PROBLEM DETAILS> Extract the records in full, leaving every picture out.

GIVEN RECORDS>
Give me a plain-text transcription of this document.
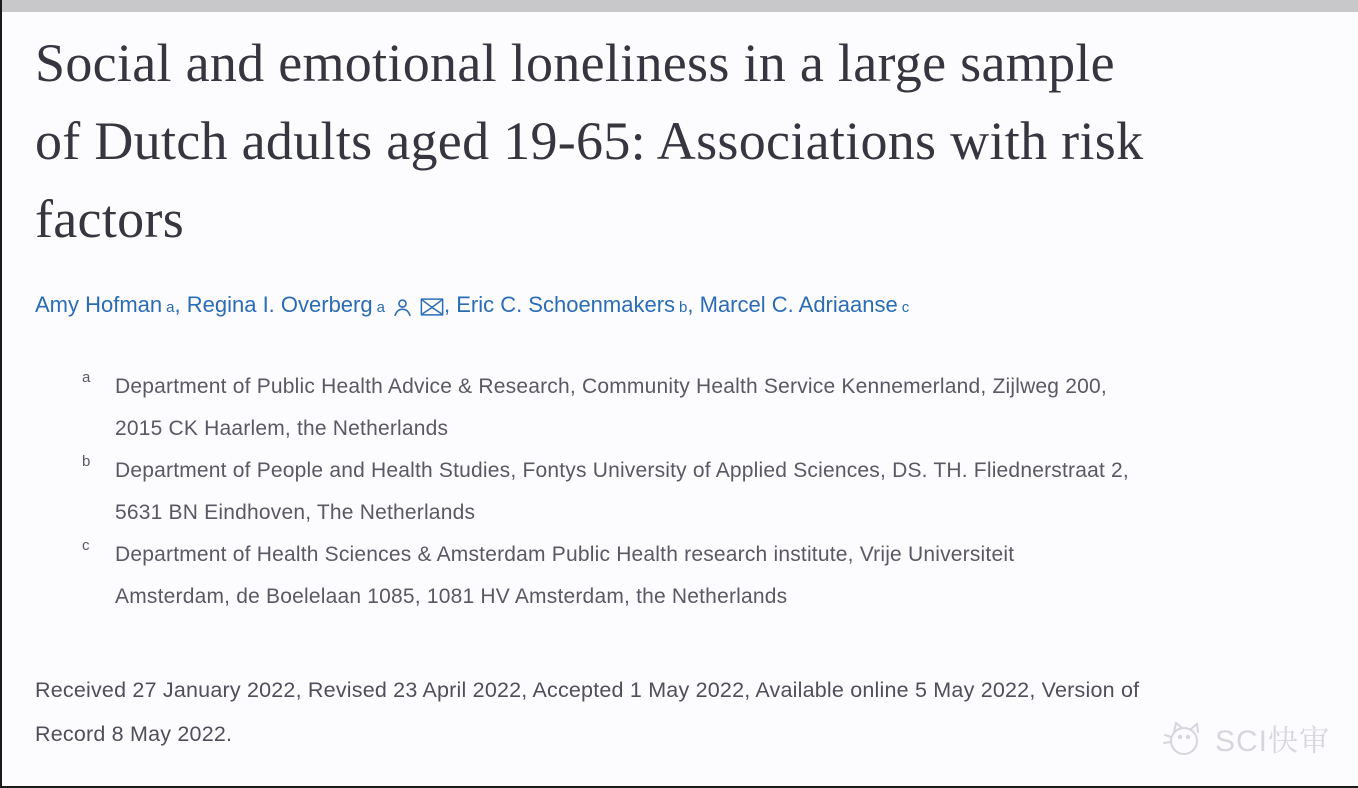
Social and emotional loneliness in a large sample
of Dutch adults aged 19-65: Associations with risk
factors
Amy Hofman a , Regina I. Overberg a	, Eric C. Schoenmakers b , Marcel C. Adriaanse c
a	Department of Public Health Advice & Research, Community Health Service Kennemerland, Zijlweg 200,
2015 CK Haarlem, the Netherlands
b	Department of People and Health Studies, Fontys University of Applied Sciences, DS. TH. Fliednerstraat 2,
5631 BN Eindhoven, The Netherlands
c	Department of Health Sciences & Amsterdam Public Health research institute, Vrije Universiteit
Amsterdam, de Boelelaan 1085, 1081 HV Amsterdam, the Netherlands
Received 27 January 2022, Revised 23 April 2022, Accepted 1 May 2022, Available online 5 May 2022, Version of
Record 8 May 2022.	SCI快审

PROBLEM SOLUTION>
Give me a plain-text transcription of this document.
Social and emotional loneliness in a large sample
of Dutch adults aged 19-65: Associations with risk
factors
Amy Hofman a , Regina I. Overberg a	, Eric C. Schoenmakers b , Marcel C. Adriaanse c
a	Department of Public Health Advice & Research, Community Health Service Kennemerland, Zijlweg 200,
2015 CK Haarlem, the Netherlands
b	Department of People and Health Studies, Fontys University of Applied Sciences, DS. TH. Fliednerstraat 2,
5631 BN Eindhoven, The Netherlands
c	Department of Health Sciences & Amsterdam Public Health research institute, Vrije Universiteit
Amsterdam, de Boelelaan 1085, 1081 HV Amsterdam, the Netherlands
Received 27 January 2022, Revised 23 April 2022, Accepted 1 May 2022, Available online 5 May 2022, Version of
Record 8 May 2022.	SCI快审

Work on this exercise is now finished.